[Some records]
____

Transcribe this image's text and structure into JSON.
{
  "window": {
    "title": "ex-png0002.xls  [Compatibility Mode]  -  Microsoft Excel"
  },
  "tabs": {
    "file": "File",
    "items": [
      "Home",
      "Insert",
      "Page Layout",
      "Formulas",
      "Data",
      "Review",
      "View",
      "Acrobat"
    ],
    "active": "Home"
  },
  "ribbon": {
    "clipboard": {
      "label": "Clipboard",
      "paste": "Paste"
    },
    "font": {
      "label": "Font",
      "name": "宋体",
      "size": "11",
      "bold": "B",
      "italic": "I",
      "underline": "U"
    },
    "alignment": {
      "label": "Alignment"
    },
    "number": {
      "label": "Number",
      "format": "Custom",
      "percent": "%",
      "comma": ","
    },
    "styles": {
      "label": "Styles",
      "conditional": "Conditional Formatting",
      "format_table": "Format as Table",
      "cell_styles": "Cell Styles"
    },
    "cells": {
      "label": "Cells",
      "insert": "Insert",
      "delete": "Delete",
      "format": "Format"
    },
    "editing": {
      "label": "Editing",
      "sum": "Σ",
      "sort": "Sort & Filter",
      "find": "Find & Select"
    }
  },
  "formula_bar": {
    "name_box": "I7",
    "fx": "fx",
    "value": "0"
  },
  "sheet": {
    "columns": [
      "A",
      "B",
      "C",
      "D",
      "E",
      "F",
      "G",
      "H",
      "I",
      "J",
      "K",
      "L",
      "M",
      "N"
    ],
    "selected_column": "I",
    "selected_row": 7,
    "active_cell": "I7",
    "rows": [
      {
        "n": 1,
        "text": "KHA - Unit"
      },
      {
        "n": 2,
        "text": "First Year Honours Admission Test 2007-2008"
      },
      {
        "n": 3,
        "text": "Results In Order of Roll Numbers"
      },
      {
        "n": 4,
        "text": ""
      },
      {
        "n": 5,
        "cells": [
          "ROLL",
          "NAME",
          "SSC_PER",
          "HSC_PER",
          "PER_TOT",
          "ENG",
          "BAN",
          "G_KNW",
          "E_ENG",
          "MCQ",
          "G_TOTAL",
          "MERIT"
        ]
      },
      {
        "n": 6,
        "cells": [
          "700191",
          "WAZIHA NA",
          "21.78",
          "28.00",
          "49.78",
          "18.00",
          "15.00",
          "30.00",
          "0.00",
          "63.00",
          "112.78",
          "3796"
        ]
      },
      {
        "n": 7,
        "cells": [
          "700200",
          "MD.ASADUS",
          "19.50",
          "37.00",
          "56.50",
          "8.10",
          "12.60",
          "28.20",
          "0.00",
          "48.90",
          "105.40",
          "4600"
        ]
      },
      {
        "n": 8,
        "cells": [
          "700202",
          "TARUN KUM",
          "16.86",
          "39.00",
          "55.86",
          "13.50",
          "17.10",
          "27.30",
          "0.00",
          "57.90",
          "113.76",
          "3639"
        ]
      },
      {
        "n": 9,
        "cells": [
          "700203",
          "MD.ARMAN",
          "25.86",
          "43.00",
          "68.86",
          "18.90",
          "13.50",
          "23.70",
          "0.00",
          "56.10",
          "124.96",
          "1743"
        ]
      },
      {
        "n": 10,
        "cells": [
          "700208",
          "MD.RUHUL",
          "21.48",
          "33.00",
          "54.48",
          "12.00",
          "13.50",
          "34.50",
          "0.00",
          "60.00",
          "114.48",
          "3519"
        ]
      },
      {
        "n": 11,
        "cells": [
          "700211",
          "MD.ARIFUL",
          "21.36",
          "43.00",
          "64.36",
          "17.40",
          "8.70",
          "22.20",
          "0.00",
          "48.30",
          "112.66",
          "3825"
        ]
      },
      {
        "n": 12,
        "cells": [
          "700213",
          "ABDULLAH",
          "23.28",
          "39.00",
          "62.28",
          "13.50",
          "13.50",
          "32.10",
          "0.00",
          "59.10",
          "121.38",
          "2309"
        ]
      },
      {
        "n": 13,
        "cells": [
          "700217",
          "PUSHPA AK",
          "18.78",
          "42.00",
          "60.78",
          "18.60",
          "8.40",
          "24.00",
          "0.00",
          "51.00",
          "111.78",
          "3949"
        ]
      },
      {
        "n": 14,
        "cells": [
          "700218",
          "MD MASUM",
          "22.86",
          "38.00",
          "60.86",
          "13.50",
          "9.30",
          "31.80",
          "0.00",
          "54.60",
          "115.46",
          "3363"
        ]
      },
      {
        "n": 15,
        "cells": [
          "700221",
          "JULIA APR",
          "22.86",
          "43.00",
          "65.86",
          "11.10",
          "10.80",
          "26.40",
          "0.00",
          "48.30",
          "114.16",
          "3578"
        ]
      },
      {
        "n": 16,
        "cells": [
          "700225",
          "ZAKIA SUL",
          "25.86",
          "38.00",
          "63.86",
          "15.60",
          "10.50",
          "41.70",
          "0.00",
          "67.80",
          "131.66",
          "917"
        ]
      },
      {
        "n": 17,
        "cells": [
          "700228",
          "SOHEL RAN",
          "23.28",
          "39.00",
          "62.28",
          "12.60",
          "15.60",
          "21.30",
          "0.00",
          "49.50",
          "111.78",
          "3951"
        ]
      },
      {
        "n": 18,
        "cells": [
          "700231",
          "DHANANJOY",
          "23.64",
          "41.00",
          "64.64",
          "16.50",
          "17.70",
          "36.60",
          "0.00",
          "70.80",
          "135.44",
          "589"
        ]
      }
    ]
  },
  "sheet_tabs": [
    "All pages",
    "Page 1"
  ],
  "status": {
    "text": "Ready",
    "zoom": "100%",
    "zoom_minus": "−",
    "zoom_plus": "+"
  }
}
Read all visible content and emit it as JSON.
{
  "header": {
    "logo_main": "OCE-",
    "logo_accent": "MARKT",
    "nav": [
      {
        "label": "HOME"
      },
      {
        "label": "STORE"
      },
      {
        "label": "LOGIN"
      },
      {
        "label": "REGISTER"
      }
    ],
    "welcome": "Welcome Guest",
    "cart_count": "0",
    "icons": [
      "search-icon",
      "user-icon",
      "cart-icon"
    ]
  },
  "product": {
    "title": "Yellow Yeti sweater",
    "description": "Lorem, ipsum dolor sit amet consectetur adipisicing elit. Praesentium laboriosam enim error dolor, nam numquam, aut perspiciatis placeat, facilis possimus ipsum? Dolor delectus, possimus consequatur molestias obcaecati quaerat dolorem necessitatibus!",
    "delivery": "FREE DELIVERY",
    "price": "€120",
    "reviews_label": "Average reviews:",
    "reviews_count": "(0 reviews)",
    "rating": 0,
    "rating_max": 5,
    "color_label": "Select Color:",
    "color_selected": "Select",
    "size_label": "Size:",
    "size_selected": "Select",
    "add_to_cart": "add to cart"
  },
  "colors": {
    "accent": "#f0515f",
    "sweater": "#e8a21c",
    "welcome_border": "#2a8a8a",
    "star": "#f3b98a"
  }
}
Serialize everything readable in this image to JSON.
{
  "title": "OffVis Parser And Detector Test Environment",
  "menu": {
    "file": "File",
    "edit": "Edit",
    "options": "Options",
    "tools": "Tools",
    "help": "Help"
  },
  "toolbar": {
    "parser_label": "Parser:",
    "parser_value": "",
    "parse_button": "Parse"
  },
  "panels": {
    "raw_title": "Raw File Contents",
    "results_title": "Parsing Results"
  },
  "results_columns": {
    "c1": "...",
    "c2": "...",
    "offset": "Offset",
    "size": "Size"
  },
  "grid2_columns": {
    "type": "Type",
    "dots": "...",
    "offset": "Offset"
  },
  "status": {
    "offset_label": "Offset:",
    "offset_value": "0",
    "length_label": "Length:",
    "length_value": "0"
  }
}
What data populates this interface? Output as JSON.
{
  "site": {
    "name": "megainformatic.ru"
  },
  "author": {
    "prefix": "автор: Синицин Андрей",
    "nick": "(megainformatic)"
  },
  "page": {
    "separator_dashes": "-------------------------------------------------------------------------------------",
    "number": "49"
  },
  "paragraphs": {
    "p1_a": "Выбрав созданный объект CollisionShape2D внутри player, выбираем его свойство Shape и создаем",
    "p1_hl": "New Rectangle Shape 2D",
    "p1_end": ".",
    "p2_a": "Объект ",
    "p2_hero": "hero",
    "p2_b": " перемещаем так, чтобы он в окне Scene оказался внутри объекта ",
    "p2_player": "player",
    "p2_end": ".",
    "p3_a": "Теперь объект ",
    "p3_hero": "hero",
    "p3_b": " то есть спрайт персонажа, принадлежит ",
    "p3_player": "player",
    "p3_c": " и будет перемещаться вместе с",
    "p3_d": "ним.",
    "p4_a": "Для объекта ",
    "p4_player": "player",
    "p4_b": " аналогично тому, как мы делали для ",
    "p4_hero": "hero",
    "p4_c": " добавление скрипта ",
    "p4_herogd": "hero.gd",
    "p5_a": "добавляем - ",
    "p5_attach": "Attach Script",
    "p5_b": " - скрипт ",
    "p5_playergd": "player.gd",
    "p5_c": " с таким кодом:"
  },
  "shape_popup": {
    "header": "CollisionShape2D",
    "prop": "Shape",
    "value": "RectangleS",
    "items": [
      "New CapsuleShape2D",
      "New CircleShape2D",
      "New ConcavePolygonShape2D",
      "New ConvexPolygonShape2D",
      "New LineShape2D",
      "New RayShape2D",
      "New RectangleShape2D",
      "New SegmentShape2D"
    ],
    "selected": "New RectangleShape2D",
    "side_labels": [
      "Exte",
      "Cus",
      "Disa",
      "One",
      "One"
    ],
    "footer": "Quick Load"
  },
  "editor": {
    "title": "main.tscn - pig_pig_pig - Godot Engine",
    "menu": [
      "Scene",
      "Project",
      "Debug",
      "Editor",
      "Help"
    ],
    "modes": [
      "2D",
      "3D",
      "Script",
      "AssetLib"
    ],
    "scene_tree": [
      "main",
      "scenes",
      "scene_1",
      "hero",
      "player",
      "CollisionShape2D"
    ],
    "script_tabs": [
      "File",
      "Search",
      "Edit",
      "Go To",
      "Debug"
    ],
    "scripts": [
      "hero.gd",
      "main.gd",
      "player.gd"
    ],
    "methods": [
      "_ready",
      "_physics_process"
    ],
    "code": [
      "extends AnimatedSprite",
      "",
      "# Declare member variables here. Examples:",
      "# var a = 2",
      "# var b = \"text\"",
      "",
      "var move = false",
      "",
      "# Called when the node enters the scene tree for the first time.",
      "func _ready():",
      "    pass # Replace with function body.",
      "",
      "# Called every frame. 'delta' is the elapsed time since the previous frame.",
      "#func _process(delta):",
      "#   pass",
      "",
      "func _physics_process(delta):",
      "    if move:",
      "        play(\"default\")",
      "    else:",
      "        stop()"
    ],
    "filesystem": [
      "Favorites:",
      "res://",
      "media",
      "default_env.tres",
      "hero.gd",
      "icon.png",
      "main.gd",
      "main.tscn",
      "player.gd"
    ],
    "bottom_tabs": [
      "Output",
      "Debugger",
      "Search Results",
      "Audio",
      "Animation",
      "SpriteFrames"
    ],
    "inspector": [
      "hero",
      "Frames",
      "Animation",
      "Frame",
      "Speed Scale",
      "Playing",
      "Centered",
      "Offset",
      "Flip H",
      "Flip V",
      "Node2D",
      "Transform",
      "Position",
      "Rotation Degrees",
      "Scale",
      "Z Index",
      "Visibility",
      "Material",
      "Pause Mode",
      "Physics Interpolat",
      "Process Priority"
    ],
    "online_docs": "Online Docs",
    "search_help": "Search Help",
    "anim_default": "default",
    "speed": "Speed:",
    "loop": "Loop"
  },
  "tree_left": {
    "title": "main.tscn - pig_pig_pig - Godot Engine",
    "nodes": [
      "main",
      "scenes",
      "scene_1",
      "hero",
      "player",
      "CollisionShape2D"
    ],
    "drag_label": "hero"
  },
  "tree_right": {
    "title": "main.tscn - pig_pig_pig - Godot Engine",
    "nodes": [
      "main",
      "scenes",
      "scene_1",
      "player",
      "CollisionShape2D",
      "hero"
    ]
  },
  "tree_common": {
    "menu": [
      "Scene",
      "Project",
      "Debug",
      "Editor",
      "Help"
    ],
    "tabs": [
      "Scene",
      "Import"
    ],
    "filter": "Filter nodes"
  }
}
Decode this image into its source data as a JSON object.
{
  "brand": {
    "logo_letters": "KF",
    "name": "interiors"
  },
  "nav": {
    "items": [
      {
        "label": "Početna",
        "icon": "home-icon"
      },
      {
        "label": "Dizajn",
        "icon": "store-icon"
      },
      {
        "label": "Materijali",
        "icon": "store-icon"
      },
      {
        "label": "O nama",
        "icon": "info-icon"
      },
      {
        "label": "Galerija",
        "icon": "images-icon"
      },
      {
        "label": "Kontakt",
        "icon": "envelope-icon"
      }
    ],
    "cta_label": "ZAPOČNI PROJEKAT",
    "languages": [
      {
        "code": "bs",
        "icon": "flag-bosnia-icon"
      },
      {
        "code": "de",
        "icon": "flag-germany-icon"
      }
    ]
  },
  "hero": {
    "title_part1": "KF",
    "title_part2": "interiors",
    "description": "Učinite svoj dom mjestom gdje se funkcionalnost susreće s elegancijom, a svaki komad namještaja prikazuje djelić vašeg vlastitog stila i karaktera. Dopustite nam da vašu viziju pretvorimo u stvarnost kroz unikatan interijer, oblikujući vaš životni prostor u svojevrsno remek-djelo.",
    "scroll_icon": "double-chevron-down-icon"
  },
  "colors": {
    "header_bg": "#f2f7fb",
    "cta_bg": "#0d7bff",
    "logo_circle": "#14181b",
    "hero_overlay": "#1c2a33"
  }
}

____

## What the task requires:
Copy each line of the listing in which the word "Called" can be found.

## The answer:
      "# Called when the node enters the scene tree for the first time.",
      "# Called every frame. 'delta' is the elapsed time since the previous frame.",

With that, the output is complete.